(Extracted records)
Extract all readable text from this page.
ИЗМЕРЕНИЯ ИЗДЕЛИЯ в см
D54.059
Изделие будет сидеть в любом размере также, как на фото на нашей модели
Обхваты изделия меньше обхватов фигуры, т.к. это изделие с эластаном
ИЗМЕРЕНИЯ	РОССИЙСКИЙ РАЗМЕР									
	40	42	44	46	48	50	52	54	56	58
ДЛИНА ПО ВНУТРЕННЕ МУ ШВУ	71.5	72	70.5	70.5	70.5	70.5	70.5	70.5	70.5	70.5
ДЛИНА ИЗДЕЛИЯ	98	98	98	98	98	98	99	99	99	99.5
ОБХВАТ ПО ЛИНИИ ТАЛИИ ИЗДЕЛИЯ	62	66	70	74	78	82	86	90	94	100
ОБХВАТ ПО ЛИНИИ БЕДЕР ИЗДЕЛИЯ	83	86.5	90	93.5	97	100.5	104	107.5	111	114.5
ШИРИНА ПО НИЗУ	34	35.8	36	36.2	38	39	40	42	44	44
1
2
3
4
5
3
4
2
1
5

- Description of the task
Extract from the material all lines containing the string "ЛИНИИ".

- Output for this task
ОБХВАТ ПО ЛИНИИ ТАЛИИ ИЗДЕЛИЯ	62	66	70	74	78	82	86	90	94	100
ОБХВАТ ПО ЛИНИИ БЕДЕР ИЗДЕЛИЯ	83	86.5	90	93.5	97	100.5	104	107.5	111	114.5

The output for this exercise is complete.